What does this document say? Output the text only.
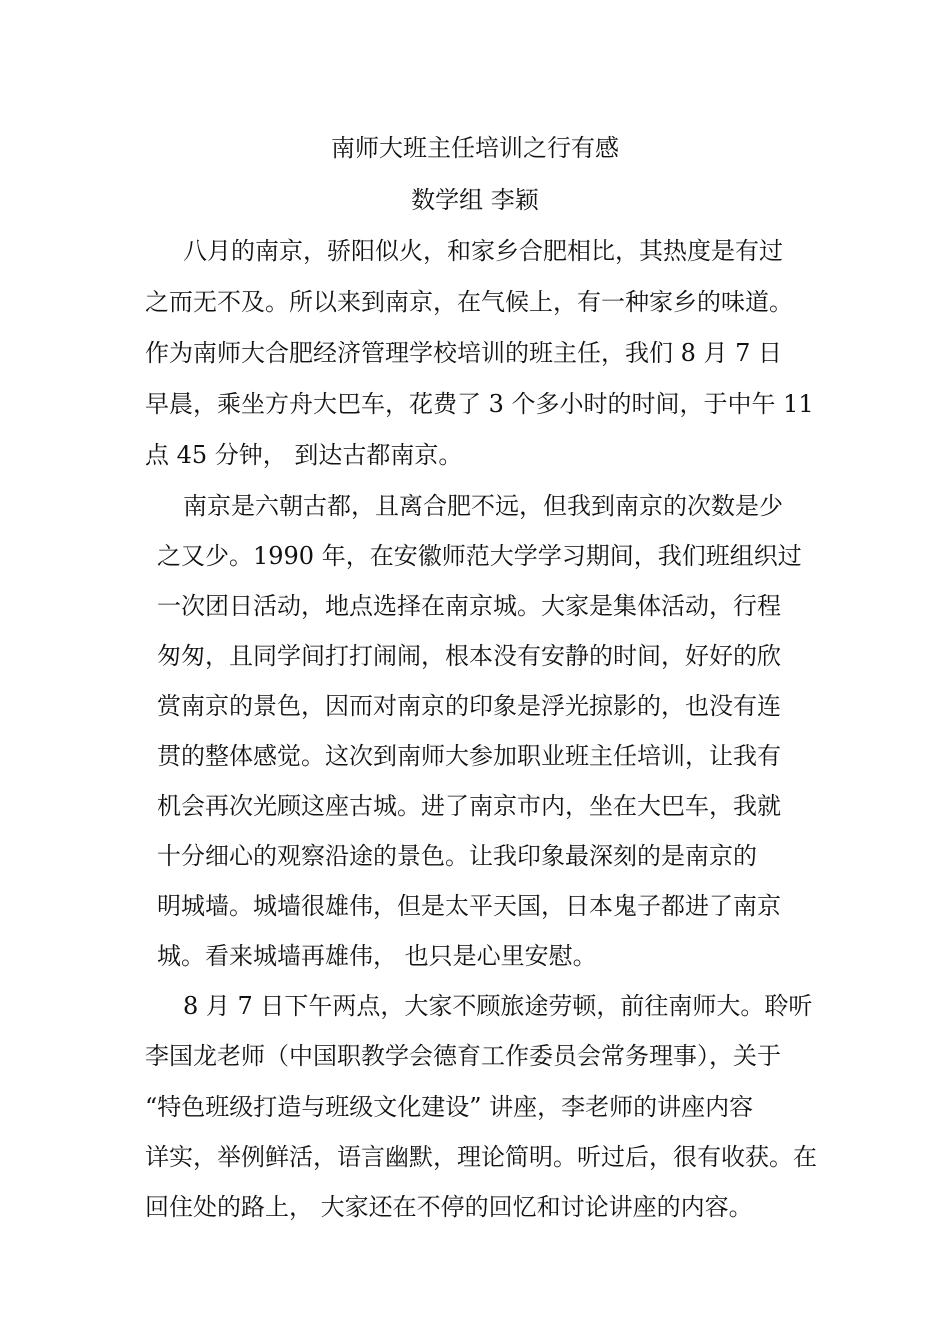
南师大班主任培训之行有感
数学组 李颖

八月的南京，骄阳似火，和家乡合肥相比，其热度是有过

之而无不及。所以来到南京，在气候上，有一种家乡的味道。

作为南师大合肥经济管理学校培训的班主任，我们 8 月 7 日

早晨，乘坐方舟大巴车，花费了 3 个多小时的时间，于中午 11

点 45 分钟， 到达古都南京。

南京是六朝古都，且离合肥不远，但我到南京的次数是少

之又少。1990 年，在安徽师范大学学习期间，我们班组织过

一次团日活动，地点选择在南京城。大家是集体活动，行程

匆匆，且同学间打打闹闹，根本没有安静的时间，好好的欣

赏南京的景色，因而对南京的印象是浮光掠影的，也没有连

贯的整体感觉。这次到南师大参加职业班主任培训，让我有

机会再次光顾这座古城。进了南京市内，坐在大巴车，我就

十分细心的观察沿途的景色。让我印象最深刻的是南京的

明城墙。城墙很雄伟，但是太平天国，日本鬼子都进了南京

城。看来城墙再雄伟， 也只是心里安慰。

8 月 7 日下午两点，大家不顾旅途劳顿，前往南师大。聆听

李国龙老师（中国职教学会德育工作委员会常务理事），关于

“特色班级打造与班级文化建设” 讲座，李老师的讲座内容

详实，举例鲜活，语言幽默，理论简明。听过后，很有收获。在

回住处的路上， 大家还在不停的回忆和讨论讲座的内容。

TASK DESCRIPTION –
Copy the records above exactly. The pictures are not part of the copy.

EXERCISE ANSWER –
What does this document say? Output the text only.
南师大班主任培训之行有感
数学组 李颖

八月的南京，骄阳似火，和家乡合肥相比，其热度是有过

之而无不及。所以来到南京，在气候上，有一种家乡的味道。

作为南师大合肥经济管理学校培训的班主任，我们 8 月 7 日

早晨，乘坐方舟大巴车，花费了 3 个多小时的时间，于中午 11

点 45 分钟， 到达古都南京。

南京是六朝古都，且离合肥不远，但我到南京的次数是少

之又少。1990 年，在安徽师范大学学习期间，我们班组织过

一次团日活动，地点选择在南京城。大家是集体活动，行程

匆匆，且同学间打打闹闹，根本没有安静的时间，好好的欣

赏南京的景色，因而对南京的印象是浮光掠影的，也没有连

贯的整体感觉。这次到南师大参加职业班主任培训，让我有

机会再次光顾这座古城。进了南京市内，坐在大巴车，我就

十分细心的观察沿途的景色。让我印象最深刻的是南京的

明城墙。城墙很雄伟，但是太平天国，日本鬼子都进了南京

城。看来城墙再雄伟， 也只是心里安慰。

8 月 7 日下午两点，大家不顾旅途劳顿，前往南师大。聆听

李国龙老师（中国职教学会德育工作委员会常务理事），关于

“特色班级打造与班级文化建设” 讲座，李老师的讲座内容

详实，举例鲜活，语言幽默，理论简明。听过后，很有收获。在

回住处的路上， 大家还在不停的回忆和讨论讲座的内容。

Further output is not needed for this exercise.